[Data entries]
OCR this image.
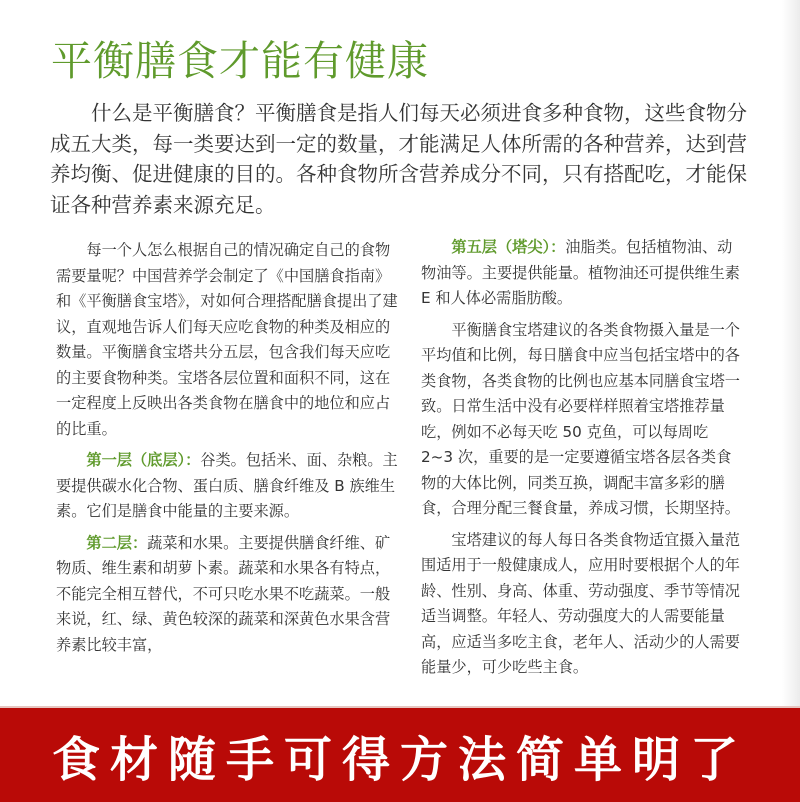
平衡膳食才能有健康

什么是平衡膳食？平衡膳食是指人们每天必须进食多种食物，这些食物分成五大类，每一类要达到一定的数量，才能满足人体所需的各种营养，达到营养均衡、促进健康的目的。各种食物所含营养成分不同，只有搭配吃，才能保证各种营养素来源充足。

每一个人怎么根据自己的情况确定自己的食物需要量呢？中国营养学会制定了《中国膳食指南》和《平衡膳食宝塔》，对如何合理搭配膳食提出了建议，直观地告诉人们每天应吃食物的种类及相应的数量。平衡膳食宝塔共分五层，包含我们每天应吃的主要食物种类。宝塔各层位置和面积不同，这在一定程度上反映出各类食物在膳食中的地位和应占的比重。

第一层（底层）：谷类。包括米、面、杂粮。主要提供碳水化合物、蛋白质、膳食纤维及 B 族维生素。它们是膳食中能量的主要来源。

第二层：蔬菜和水果。主要提供膳食纤维、矿物质、维生素和胡萝卜素。蔬菜和水果各有特点，不能完全相互替代，不可只吃水果不吃蔬菜。一般来说，红、绿、黄色较深的蔬菜和深黄色水果含营养素比较丰富，

第五层（塔尖）：油脂类。包括植物油、动物油等。主要提供能量。植物油还可提供维生素 E 和人体必需脂肪酸。

平衡膳食宝塔建议的各类食物摄入量是一个平均值和比例，每日膳食中应当包括宝塔中的各类食物，各类食物的比例也应基本同膳食宝塔一致。日常生活中没有必要样样照着宝塔推荐量吃，例如不必每天吃 50 克鱼，可以每周吃 2~3 次，重要的是一定要遵循宝塔各层各类食物的大体比例，同类互换，调配丰富多彩的膳食，合理分配三餐食量，养成习惯，长期坚持。

宝塔建议的每人每日各类食物适宜摄入量范围适用于一般健康成人，应用时要根据个人的年龄、性别、身高、体重、劳动强度、季节等情况适当调整。年轻人、劳动强度大的人需要能量高，应适当多吃主食，老年人、活动少的人需要能量少，可少吃些主食。

食材随手可得方法简单明了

DIRECTION:
Reproduce each line exactly, please, except for any pictures.

COMPLETE OUTPUT:
OCR this image.
平衡膳食才能有健康

什么是平衡膳食？平衡膳食是指人们每天必须进食多种食物，这些食物分成五大类，每一类要达到一定的数量，才能满足人体所需的各种营养，达到营养均衡、促进健康的目的。各种食物所含营养成分不同，只有搭配吃，才能保证各种营养素来源充足。

每一个人怎么根据自己的情况确定自己的食物需要量呢？中国营养学会制定了《中国膳食指南》和《平衡膳食宝塔》，对如何合理搭配膳食提出了建议，直观地告诉人们每天应吃食物的种类及相应的数量。平衡膳食宝塔共分五层，包含我们每天应吃的主要食物种类。宝塔各层位置和面积不同，这在一定程度上反映出各类食物在膳食中的地位和应占的比重。

第一层（底层）：谷类。包括米、面、杂粮。主要提供碳水化合物、蛋白质、膳食纤维及 B 族维生素。它们是膳食中能量的主要来源。

第二层：蔬菜和水果。主要提供膳食纤维、矿物质、维生素和胡萝卜素。蔬菜和水果各有特点，不能完全相互替代，不可只吃水果不吃蔬菜。一般来说，红、绿、黄色较深的蔬菜和深黄色水果含营养素比较丰富，

第五层（塔尖）：油脂类。包括植物油、动物油等。主要提供能量。植物油还可提供维生素 E 和人体必需脂肪酸。

平衡膳食宝塔建议的各类食物摄入量是一个平均值和比例，每日膳食中应当包括宝塔中的各类食物，各类食物的比例也应基本同膳食宝塔一致。日常生活中没有必要样样照着宝塔推荐量吃，例如不必每天吃 50 克鱼，可以每周吃 2~3 次，重要的是一定要遵循宝塔各层各类食物的大体比例，同类互换，调配丰富多彩的膳食，合理分配三餐食量，养成习惯，长期坚持。

宝塔建议的每人每日各类食物适宜摄入量范围适用于一般健康成人，应用时要根据个人的年龄、性别、身高、体重、劳动强度、季节等情况适当调整。年轻人、劳动强度大的人需要能量高，应适当多吃主食，老年人、活动少的人需要能量少，可少吃些主食。

食材随手可得方法简单明了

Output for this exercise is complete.